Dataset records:
———

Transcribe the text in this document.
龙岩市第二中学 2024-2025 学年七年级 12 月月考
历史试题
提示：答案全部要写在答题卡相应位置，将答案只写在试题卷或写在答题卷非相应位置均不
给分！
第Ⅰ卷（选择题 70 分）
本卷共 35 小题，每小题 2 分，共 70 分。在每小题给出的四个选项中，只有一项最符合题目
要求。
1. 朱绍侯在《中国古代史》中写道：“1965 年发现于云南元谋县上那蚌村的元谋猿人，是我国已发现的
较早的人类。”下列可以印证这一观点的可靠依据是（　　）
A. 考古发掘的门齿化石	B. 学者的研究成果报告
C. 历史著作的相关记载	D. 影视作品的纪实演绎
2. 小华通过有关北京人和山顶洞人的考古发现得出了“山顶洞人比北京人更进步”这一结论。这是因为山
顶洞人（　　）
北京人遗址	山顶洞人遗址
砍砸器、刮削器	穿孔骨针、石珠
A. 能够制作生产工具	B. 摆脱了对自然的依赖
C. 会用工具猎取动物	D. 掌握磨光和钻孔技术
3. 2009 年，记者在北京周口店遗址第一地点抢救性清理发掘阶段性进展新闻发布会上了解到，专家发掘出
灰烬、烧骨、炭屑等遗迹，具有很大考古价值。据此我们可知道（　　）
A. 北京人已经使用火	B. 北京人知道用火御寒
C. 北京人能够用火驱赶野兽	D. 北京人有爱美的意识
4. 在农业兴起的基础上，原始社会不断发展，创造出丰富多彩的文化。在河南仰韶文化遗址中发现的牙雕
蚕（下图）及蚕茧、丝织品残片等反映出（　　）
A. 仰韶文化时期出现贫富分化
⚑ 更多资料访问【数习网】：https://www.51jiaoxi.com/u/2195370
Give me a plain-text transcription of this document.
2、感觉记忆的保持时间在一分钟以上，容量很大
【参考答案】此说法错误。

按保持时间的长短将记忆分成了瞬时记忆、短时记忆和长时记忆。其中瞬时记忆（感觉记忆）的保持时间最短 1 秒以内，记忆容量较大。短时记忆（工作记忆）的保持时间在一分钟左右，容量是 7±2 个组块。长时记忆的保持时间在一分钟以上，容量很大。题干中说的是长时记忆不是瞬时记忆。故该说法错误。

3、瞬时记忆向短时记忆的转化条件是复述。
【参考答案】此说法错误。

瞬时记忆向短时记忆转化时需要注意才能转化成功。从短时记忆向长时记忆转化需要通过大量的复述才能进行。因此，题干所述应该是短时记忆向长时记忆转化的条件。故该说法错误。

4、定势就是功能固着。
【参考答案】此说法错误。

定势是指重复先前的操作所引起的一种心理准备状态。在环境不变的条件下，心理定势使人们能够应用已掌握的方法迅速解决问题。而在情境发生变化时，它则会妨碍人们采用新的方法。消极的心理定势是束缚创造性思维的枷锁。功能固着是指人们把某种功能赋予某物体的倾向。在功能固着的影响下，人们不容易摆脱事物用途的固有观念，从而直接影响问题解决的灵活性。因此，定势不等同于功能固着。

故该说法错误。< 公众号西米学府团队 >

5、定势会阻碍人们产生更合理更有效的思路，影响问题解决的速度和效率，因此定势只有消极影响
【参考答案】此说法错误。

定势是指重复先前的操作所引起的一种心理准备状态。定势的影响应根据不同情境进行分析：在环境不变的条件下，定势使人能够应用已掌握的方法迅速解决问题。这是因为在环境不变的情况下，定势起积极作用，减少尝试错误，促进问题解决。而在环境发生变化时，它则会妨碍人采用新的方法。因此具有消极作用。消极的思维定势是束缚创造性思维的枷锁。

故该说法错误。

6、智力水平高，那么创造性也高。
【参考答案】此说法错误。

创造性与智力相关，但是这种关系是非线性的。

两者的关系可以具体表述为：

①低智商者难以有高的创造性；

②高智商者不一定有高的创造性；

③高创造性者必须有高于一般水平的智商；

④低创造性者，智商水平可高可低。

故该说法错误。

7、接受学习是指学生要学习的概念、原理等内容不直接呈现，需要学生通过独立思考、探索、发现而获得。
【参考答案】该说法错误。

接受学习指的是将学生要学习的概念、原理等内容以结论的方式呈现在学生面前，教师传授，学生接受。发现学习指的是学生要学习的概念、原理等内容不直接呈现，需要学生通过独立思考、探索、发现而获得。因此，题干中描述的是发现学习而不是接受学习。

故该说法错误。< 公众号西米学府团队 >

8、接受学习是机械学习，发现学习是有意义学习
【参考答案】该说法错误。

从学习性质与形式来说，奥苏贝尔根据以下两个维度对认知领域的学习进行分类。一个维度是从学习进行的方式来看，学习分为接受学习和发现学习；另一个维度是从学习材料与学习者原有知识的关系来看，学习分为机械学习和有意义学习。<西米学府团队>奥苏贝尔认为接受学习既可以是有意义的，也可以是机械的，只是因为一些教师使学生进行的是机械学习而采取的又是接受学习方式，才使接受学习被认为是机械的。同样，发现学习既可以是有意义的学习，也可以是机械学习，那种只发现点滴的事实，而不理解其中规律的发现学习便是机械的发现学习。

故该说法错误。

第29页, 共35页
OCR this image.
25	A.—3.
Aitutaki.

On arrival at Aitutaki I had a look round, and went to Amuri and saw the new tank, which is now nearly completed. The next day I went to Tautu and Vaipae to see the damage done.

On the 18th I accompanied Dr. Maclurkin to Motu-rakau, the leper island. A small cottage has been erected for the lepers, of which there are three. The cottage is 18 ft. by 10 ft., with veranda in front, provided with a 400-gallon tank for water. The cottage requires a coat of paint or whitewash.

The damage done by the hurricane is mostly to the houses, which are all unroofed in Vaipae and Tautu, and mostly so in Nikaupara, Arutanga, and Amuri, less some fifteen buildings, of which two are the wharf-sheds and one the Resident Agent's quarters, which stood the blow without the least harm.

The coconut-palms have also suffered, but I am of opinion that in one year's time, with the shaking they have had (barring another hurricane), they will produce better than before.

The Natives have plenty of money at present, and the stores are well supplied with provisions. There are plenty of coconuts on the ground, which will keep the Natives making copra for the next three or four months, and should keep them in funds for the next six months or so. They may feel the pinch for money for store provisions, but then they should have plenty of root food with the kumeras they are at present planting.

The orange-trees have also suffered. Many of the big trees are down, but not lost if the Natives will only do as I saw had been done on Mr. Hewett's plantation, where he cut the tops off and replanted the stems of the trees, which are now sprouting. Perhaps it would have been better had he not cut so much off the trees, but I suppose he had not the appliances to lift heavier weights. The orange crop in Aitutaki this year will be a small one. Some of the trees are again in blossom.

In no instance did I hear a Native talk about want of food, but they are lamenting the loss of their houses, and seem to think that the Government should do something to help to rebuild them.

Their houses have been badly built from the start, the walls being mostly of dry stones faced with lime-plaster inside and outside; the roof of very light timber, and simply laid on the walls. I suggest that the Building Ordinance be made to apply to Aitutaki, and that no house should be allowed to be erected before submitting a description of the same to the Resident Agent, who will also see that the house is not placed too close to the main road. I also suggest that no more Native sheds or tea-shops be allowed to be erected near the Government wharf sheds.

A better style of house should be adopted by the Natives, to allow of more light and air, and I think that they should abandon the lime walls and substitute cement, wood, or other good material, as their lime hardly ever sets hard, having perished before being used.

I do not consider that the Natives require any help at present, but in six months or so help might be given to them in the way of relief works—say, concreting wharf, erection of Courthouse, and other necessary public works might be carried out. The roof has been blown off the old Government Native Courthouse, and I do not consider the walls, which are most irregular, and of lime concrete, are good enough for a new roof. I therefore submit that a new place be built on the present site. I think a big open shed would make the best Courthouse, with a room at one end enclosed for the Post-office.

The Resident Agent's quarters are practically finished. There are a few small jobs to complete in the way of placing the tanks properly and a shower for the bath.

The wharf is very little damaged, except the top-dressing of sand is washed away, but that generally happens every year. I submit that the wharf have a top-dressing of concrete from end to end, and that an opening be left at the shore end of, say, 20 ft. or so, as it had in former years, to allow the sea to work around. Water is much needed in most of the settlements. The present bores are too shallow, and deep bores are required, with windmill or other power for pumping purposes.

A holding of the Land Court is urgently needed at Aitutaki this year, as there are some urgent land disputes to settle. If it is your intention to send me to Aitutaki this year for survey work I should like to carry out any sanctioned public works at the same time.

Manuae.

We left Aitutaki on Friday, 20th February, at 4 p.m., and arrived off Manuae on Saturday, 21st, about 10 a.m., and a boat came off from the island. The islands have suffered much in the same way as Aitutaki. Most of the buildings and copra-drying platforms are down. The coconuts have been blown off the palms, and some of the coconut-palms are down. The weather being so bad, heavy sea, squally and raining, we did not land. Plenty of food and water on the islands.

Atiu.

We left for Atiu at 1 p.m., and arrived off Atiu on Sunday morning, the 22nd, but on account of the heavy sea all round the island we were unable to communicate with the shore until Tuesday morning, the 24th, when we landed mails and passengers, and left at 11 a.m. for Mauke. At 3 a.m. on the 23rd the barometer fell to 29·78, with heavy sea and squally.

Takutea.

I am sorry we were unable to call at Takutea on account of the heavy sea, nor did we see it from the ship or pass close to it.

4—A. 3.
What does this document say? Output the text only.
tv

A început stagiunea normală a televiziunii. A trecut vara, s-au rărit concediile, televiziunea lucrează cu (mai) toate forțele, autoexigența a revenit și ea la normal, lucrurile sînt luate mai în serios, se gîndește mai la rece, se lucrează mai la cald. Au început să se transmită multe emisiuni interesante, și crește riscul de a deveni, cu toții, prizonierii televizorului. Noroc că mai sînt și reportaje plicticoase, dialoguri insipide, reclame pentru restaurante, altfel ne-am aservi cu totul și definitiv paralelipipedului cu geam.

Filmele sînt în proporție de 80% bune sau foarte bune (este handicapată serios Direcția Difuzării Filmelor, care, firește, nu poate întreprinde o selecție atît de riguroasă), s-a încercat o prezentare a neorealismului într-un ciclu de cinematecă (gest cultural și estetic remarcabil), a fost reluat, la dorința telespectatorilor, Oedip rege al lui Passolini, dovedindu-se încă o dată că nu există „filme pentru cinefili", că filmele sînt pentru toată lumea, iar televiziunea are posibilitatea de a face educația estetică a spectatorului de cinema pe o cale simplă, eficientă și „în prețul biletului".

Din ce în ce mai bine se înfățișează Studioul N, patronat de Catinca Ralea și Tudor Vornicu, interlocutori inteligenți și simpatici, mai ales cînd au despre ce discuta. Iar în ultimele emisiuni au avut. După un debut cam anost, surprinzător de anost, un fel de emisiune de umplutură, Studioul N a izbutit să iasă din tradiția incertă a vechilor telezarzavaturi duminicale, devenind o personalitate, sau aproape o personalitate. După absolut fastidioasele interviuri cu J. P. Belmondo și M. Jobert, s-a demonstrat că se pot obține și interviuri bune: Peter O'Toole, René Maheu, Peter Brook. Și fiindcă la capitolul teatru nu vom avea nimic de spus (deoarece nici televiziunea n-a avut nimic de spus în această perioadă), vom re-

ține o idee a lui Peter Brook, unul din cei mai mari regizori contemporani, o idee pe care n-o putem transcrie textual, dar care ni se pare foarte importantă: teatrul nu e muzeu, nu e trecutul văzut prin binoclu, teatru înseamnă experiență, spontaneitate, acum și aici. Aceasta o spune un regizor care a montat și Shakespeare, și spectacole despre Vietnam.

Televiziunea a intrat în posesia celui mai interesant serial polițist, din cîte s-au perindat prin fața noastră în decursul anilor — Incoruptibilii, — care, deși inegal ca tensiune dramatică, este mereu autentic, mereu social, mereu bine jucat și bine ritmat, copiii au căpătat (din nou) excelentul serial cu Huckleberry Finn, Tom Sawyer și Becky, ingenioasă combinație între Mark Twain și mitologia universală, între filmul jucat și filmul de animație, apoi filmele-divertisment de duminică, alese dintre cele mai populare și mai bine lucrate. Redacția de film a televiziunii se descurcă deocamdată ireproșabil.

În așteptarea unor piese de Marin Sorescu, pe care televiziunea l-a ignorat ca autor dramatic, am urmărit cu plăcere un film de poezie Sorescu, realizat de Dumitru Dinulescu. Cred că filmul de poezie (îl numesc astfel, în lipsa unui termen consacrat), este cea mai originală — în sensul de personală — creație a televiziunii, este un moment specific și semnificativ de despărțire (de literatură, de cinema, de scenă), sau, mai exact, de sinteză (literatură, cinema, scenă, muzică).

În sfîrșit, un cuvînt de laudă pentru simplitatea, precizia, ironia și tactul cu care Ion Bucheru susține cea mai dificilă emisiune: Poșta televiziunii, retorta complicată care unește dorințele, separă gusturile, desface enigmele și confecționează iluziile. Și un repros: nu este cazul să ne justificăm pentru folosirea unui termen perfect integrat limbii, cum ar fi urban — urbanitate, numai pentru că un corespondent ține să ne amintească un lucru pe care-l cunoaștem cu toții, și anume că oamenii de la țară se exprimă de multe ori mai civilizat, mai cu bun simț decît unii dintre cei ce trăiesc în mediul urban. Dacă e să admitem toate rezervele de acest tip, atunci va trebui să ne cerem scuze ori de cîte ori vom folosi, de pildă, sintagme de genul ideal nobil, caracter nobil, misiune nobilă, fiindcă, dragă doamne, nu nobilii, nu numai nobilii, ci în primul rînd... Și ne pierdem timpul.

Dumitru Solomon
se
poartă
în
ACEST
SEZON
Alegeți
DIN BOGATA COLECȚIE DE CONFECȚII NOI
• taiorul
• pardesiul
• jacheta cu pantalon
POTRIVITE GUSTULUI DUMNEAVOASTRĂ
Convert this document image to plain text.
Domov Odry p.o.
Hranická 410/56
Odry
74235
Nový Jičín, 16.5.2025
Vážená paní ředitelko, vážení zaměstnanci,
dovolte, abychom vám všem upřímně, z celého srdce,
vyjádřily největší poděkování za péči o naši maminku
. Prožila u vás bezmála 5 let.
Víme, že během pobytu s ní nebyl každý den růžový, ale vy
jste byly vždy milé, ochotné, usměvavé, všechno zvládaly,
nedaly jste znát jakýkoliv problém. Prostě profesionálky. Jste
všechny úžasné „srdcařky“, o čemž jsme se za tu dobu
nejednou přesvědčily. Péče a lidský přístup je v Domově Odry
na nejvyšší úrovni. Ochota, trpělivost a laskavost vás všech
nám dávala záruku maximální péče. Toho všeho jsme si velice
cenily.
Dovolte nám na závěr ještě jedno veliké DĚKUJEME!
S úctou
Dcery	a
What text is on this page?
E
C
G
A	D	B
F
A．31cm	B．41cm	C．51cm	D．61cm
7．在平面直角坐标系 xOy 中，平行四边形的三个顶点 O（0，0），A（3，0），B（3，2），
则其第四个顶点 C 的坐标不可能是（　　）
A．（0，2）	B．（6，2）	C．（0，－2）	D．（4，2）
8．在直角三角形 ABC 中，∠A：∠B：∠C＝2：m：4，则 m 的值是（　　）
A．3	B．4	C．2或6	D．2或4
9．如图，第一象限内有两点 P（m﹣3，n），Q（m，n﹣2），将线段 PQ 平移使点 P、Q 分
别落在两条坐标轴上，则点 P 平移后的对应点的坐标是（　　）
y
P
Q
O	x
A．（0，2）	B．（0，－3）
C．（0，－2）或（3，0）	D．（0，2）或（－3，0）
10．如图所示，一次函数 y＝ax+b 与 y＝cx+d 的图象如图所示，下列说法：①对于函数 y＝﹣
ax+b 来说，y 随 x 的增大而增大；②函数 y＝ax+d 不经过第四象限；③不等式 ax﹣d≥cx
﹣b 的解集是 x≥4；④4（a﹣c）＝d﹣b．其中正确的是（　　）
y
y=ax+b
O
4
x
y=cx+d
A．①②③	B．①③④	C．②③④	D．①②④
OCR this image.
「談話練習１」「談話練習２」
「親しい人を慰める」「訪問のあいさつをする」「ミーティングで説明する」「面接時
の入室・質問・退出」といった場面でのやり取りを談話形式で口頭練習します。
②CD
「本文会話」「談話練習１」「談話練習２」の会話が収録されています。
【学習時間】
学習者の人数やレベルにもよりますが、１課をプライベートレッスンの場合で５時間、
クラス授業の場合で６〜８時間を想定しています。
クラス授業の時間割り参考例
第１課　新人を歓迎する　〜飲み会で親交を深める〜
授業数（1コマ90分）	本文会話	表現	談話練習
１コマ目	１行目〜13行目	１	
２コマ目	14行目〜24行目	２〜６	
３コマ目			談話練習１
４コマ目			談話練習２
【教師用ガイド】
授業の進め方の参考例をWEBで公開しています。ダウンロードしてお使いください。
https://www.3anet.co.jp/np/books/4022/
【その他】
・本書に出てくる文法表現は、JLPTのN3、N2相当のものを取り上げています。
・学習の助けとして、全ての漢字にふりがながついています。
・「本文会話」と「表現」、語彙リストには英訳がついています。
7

———

Collect, from the material above, every line containing the word "jste".

Full answer
jste byly vždy milé, ochotné, usměvavé, všechno zvládaly,
nedaly jste znát jakýkoliv problém. Prostě profesionálky. Jste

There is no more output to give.